++++ DATASET ROWS

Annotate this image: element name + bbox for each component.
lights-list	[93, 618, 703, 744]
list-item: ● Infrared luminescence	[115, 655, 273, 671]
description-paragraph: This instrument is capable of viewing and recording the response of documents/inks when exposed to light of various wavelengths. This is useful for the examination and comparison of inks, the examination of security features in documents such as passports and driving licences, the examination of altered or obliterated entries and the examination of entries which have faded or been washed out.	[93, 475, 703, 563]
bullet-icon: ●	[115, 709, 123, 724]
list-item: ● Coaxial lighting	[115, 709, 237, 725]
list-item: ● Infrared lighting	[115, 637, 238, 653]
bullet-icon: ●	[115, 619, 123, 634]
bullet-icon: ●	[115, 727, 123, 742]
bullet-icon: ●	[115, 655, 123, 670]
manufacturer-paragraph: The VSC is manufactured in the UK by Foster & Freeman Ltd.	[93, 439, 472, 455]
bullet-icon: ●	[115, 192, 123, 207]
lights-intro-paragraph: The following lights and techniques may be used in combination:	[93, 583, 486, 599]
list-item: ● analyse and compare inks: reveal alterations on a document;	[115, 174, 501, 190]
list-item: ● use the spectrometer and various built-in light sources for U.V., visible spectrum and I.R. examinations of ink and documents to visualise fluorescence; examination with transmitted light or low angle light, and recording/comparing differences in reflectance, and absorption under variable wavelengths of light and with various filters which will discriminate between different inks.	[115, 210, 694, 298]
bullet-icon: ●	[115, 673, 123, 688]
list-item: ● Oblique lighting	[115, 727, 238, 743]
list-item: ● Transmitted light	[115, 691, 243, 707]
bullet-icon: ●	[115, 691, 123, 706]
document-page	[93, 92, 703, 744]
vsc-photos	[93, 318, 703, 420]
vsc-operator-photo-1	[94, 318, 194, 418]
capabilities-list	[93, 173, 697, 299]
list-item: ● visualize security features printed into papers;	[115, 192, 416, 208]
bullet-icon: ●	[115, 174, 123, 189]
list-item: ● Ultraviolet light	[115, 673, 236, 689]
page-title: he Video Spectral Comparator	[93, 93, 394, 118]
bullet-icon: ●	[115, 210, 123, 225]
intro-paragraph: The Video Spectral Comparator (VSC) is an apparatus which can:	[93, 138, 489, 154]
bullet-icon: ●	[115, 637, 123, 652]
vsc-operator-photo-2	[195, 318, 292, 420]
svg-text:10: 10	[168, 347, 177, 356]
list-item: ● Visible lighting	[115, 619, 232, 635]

++++++++

> **TASK TO COMPLETE**: Please repeat the material word for word, starting at its first line and stopping after the line that contains "655, 273, 671]".

> **THE RESPONSE**:
Annotate this image: element name + bbox for each component.
lights-list	[93, 618, 703, 744]
list-item: ● Infrared luminescence	[115, 655, 273, 671]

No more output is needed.